Start of Records provided
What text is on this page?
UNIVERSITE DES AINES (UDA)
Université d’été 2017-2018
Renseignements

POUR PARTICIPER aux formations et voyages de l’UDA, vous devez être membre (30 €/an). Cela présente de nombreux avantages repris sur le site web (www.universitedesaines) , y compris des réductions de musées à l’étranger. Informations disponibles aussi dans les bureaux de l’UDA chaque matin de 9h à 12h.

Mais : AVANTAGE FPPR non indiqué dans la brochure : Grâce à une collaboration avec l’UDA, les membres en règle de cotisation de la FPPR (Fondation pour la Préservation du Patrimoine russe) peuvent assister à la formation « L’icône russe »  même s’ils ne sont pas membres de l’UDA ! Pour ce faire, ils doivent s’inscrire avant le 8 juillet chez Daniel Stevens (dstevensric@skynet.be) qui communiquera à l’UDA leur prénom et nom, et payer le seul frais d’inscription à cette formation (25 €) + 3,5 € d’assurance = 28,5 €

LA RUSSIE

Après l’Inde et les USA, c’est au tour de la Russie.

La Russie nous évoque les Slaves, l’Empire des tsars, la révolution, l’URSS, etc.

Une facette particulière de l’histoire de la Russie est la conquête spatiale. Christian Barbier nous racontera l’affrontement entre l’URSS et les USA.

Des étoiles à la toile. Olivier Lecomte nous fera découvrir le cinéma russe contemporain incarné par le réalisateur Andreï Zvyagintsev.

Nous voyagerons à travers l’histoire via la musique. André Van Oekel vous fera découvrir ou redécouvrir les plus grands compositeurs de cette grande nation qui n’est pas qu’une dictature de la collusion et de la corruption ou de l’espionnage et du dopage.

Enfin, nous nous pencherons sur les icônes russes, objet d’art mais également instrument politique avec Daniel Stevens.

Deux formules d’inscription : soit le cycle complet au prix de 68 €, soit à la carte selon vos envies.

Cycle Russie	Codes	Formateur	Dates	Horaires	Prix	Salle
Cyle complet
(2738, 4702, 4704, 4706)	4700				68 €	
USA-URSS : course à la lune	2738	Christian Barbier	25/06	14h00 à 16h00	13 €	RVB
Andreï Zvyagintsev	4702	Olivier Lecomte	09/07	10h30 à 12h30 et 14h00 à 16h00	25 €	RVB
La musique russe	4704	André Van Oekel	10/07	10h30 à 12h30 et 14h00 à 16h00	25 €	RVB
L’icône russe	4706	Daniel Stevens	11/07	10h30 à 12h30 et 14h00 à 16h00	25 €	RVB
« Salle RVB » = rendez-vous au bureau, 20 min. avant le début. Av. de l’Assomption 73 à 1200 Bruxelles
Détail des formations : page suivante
End of Records provided
Start of Records provided
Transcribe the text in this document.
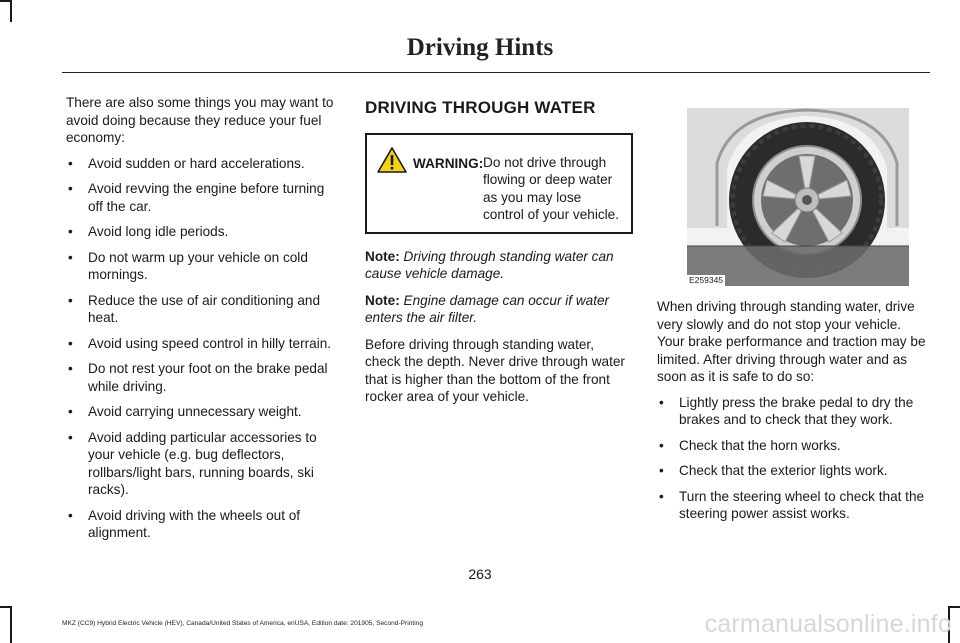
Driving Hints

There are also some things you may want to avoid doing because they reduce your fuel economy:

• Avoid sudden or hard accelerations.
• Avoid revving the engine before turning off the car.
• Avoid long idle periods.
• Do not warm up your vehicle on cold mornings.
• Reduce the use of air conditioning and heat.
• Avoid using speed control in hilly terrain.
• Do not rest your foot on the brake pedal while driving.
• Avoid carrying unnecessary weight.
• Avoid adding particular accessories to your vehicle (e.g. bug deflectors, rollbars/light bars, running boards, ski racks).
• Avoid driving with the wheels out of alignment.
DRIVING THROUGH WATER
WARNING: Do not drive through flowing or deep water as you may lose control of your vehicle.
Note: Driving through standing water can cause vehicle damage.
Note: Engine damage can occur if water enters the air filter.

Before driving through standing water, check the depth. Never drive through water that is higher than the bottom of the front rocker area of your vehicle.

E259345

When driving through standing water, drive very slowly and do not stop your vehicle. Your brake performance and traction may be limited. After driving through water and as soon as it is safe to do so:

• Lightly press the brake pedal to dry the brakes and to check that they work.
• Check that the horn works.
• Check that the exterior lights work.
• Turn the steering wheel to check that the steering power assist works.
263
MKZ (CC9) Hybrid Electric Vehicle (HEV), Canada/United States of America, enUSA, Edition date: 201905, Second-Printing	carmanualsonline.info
End of Records provided
Start of Records provided
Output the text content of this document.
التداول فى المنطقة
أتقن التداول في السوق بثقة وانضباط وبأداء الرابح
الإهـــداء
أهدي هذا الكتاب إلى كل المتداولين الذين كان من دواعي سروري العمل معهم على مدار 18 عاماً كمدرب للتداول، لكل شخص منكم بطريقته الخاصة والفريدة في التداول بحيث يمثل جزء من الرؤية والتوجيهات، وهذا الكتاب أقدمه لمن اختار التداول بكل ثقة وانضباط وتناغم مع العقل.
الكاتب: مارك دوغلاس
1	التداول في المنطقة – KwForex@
End of Records provided
What you should do: Find the word "Daniel" in the records and pull out each line that has it.

Reply:
Mais : AVANTAGE FPPR non indiqué dans la brochure : Grâce à une collaboration avec l’UDA, les membres en règle de cotisation de la FPPR (Fondation pour la Préservation du Patrimoine russe) peuvent assister à la formation « L’icône russe »  même s’ils ne sont pas membres de l’UDA ! Pour ce faire, ils doivent s’inscrire avant le 8 juillet chez Daniel Stevens (dstevensric@skynet.be) qui communiquera à l’UDA leur prénom et nom, et payer le seul frais d’inscription à cette formation (25 €) + 3,5 € d’assurance = 28,5 €
Enfin, nous nous pencherons sur les icônes russes, objet d’art mais également instrument politique avec Daniel Stevens.
L’icône russe	4706	Daniel Stevens	11/07	10h30 à 12h30 et 14h00 à 16h00	25 €	RVB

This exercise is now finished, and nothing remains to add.